**TASK REQUIREMENTS**
Quote the records beneath, complete and exact. Leave out images.

— START DATA ROWS —

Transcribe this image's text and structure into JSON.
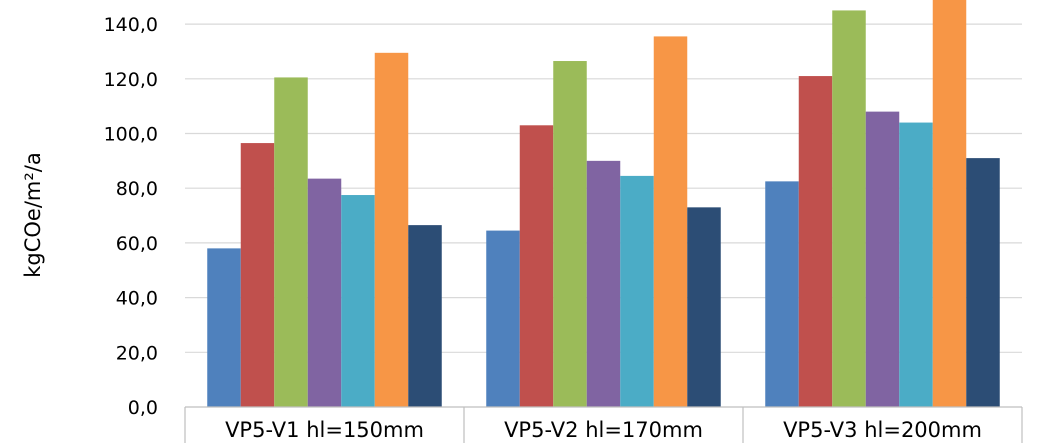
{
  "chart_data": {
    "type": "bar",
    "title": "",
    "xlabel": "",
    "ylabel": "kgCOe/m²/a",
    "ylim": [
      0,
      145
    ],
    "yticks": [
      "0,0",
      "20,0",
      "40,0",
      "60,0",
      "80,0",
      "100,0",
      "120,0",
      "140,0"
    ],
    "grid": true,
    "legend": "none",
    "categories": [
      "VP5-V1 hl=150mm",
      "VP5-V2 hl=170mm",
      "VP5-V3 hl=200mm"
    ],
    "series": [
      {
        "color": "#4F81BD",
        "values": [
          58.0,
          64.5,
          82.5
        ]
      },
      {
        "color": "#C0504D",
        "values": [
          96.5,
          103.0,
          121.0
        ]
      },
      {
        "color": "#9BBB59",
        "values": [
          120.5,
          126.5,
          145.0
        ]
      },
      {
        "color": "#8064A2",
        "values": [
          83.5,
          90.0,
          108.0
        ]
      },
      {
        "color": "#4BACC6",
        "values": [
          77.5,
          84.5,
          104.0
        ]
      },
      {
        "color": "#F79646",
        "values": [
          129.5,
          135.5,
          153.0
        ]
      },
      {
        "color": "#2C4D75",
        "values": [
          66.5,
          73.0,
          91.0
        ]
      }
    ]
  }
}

— END DATA ROWS —

**EXERCISE ANSWER**
Transcribe this image's text and structure into JSON.
{
  "chart_data": {
    "type": "bar",
    "title": "",
    "xlabel": "",
    "ylabel": "kgCOe/m²/a",
    "ylim": [
      0,
      145
    ],
    "yticks": [
      "0,0",
      "20,0",
      "40,0",
      "60,0",
      "80,0",
      "100,0",
      "120,0",
      "140,0"
    ],
    "grid": true,
    "legend": "none",
    "categories": [
      "VP5-V1 hl=150mm",
      "VP5-V2 hl=170mm",
      "VP5-V3 hl=200mm"
    ],
    "series": [
      {
        "color": "#4F81BD",
        "values": [
          58.0,
          64.5,
          82.5
        ]
      },
      {
        "color": "#C0504D",
        "values": [
          96.5,
          103.0,
          121.0
        ]
      },
      {
        "color": "#9BBB59",
        "values": [
          120.5,
          126.5,
          145.0
        ]
      },
      {
        "color": "#8064A2",
        "values": [
          83.5,
          90.0,
          108.0
        ]
      },
      {
        "color": "#4BACC6",
        "values": [
          77.5,
          84.5,
          104.0
        ]
      },
      {
        "color": "#F79646",
        "values": [
          129.5,
          135.5,
          153.0
        ]
      },
      {
        "color": "#2C4D75",
        "values": [
          66.5,
          73.0,
          91.0
        ]
      }
    ]
  }
}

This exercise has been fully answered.